Entries from a dataset
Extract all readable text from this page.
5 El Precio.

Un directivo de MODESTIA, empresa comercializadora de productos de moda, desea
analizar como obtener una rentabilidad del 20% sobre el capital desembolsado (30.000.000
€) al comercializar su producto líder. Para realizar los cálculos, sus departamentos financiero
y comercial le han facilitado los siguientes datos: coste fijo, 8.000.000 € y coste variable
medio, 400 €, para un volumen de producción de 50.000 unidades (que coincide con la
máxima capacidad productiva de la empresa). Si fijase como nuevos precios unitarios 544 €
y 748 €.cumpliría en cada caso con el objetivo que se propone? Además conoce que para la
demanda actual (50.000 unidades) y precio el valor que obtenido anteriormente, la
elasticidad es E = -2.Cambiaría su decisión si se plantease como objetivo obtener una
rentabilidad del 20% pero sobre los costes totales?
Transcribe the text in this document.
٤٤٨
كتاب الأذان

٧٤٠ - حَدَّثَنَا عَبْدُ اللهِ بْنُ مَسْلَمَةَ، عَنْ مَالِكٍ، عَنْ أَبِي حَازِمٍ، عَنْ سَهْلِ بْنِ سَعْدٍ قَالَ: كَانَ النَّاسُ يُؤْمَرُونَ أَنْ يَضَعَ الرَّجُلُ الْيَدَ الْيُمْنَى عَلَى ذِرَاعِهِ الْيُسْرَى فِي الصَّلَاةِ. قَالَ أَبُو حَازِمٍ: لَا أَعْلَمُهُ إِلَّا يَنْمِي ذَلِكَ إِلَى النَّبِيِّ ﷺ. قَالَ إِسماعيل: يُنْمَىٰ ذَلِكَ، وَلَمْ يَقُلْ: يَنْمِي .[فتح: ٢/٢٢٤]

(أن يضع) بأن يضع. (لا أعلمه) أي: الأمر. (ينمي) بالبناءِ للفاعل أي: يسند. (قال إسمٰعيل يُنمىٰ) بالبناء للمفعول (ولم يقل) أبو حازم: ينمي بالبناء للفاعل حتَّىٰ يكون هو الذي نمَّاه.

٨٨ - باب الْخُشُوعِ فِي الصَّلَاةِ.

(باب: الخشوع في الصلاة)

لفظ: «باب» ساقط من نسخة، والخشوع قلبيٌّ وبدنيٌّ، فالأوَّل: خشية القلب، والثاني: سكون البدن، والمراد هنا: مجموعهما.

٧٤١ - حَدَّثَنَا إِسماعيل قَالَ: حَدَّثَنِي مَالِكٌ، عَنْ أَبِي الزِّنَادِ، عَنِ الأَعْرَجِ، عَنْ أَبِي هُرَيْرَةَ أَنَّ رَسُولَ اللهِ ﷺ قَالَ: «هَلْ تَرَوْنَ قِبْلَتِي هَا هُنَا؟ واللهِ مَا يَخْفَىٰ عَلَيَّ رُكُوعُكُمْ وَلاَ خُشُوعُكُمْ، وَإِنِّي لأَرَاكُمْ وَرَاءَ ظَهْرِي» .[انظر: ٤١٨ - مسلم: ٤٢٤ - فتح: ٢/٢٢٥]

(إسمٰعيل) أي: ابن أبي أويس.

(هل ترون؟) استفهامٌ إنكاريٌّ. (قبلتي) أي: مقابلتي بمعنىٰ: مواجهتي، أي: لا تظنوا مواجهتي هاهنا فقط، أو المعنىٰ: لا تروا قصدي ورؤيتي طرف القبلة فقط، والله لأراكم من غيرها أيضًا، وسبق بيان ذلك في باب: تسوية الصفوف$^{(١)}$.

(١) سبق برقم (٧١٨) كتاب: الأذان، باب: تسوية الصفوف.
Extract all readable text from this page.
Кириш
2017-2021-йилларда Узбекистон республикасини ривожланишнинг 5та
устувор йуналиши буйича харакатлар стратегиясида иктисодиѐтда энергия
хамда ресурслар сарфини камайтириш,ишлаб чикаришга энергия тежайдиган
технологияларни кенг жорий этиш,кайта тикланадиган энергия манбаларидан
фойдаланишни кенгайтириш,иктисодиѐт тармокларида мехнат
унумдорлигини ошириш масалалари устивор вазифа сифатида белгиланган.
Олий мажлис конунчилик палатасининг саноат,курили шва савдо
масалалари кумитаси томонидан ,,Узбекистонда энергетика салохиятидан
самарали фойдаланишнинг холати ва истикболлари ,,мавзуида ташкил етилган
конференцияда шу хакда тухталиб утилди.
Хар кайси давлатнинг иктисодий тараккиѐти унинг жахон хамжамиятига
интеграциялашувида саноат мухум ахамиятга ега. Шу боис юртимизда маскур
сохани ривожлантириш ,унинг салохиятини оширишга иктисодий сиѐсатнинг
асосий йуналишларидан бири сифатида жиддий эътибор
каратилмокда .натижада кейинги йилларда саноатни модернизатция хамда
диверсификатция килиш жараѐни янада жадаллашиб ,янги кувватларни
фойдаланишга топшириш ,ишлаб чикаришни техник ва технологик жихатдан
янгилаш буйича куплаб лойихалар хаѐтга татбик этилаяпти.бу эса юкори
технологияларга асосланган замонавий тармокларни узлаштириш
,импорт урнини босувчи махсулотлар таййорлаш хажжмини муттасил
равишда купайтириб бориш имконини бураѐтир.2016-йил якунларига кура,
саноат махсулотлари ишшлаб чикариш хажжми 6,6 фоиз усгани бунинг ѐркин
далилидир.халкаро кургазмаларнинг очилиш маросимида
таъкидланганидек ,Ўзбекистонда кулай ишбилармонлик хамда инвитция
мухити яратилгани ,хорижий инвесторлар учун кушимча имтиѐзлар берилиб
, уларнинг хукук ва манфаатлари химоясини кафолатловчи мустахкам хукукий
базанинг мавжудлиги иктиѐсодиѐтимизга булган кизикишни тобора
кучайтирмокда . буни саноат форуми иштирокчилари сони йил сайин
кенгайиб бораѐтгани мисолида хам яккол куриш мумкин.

» WHAT THE TASK ASKS
Look over the material above and show each line where "сифатида" appears.

» COMPLETED EXERCISE
унумдорлигини ошириш масалалари устивор вазифа сифатида белгиланган.
асосий йуналишларидан бири сифатида жиддий эътибор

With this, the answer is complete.